### Task objective
Reproduce the material in full, unchanged.

***** Supplied data

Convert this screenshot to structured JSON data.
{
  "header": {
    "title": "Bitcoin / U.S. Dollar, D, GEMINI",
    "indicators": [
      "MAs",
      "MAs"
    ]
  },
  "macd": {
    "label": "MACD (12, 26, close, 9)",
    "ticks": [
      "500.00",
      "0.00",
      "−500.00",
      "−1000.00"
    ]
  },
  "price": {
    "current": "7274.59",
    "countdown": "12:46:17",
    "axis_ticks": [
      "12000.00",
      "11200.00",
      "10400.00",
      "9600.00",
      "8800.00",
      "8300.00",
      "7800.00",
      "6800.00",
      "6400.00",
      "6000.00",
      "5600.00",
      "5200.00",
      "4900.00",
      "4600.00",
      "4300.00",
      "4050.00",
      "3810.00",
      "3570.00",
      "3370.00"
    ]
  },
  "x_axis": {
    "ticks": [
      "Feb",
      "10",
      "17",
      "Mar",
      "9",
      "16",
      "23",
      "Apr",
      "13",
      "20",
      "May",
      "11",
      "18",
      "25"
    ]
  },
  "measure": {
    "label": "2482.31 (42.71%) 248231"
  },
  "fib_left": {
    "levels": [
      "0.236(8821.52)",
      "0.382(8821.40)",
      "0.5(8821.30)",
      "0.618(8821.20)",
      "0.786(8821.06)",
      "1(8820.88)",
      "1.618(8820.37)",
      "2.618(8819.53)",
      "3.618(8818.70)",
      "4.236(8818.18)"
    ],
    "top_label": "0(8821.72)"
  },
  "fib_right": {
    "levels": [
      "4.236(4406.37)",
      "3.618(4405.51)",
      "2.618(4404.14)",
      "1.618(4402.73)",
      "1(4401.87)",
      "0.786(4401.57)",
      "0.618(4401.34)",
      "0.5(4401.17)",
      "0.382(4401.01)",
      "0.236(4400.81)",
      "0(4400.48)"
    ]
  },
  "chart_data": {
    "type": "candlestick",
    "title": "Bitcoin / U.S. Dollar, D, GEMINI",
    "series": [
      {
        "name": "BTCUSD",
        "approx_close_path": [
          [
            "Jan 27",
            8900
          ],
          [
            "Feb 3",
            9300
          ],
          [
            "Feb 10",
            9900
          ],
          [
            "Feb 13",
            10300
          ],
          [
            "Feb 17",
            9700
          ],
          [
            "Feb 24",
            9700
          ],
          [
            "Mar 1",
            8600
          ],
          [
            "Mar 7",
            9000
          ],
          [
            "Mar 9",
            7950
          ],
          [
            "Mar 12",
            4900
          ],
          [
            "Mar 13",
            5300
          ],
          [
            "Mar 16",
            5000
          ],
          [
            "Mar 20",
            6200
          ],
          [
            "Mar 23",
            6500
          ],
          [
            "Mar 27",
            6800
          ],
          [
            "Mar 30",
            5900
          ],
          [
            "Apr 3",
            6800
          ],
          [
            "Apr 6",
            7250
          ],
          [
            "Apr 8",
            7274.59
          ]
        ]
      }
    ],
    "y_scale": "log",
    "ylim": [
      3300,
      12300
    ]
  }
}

**********

### Exercise solution
Convert this screenshot to structured JSON data.
{
  "header": {
    "title": "Bitcoin / U.S. Dollar, D, GEMINI",
    "indicators": [
      "MAs",
      "MAs"
    ]
  },
  "macd": {
    "label": "MACD (12, 26, close, 9)",
    "ticks": [
      "500.00",
      "0.00",
      "−500.00",
      "−1000.00"
    ]
  },
  "price": {
    "current": "7274.59",
    "countdown": "12:46:17",
    "axis_ticks": [
      "12000.00",
      "11200.00",
      "10400.00",
      "9600.00",
      "8800.00",
      "8300.00",
      "7800.00",
      "6800.00",
      "6400.00",
      "6000.00",
      "5600.00",
      "5200.00",
      "4900.00",
      "4600.00",
      "4300.00",
      "4050.00",
      "3810.00",
      "3570.00",
      "3370.00"
    ]
  },
  "x_axis": {
    "ticks": [
      "Feb",
      "10",
      "17",
      "Mar",
      "9",
      "16",
      "23",
      "Apr",
      "13",
      "20",
      "May",
      "11",
      "18",
      "25"
    ]
  },
  "measure": {
    "label": "2482.31 (42.71%) 248231"
  },
  "fib_left": {
    "levels": [
      "0.236(8821.52)",
      "0.382(8821.40)",
      "0.5(8821.30)",
      "0.618(8821.20)",
      "0.786(8821.06)",
      "1(8820.88)",
      "1.618(8820.37)",
      "2.618(8819.53)",
      "3.618(8818.70)",
      "4.236(8818.18)"
    ],
    "top_label": "0(8821.72)"
  },
  "fib_right": {
    "levels": [
      "4.236(4406.37)",
      "3.618(4405.51)",
      "2.618(4404.14)",
      "1.618(4402.73)",
      "1(4401.87)",
      "0.786(4401.57)",
      "0.618(4401.34)",
      "0.5(4401.17)",
      "0.382(4401.01)",
      "0.236(4400.81)",
      "0(4400.48)"
    ]
  },
  "chart_data": {
    "type": "candlestick",
    "title": "Bitcoin / U.S. Dollar, D, GEMINI",
    "series": [
      {
        "name": "BTCUSD",
        "approx_close_path": [
          [
            "Jan 27",
            8900
          ],
          [
            "Feb 3",
            9300
          ],
          [
            "Feb 10",
            9900
          ],
          [
            "Feb 13",
            10300
          ],
          [
            "Feb 17",
            9700
          ],
          [
            "Feb 24",
            9700
          ],
          [
            "Mar 1",
            8600
          ],
          [
            "Mar 7",
            9000
          ],
          [
            "Mar 9",
            7950
          ],
          [
            "Mar 12",
            4900
          ],
          [
            "Mar 13",
            5300
          ],
          [
            "Mar 16",
            5000
          ],
          [
            "Mar 20",
            6200
          ],
          [
            "Mar 23",
            6500
          ],
          [
            "Mar 27",
            6800
          ],
          [
            "Mar 30",
            5900
          ],
          [
            "Apr 3",
            6800
          ],
          [
            "Apr 6",
            7250
          ],
          [
            "Apr 8",
            7274.59
          ]
        ]
      }
    ],
    "y_scale": "log",
    "ylim": [
      3300,
      12300
    ]
  }
}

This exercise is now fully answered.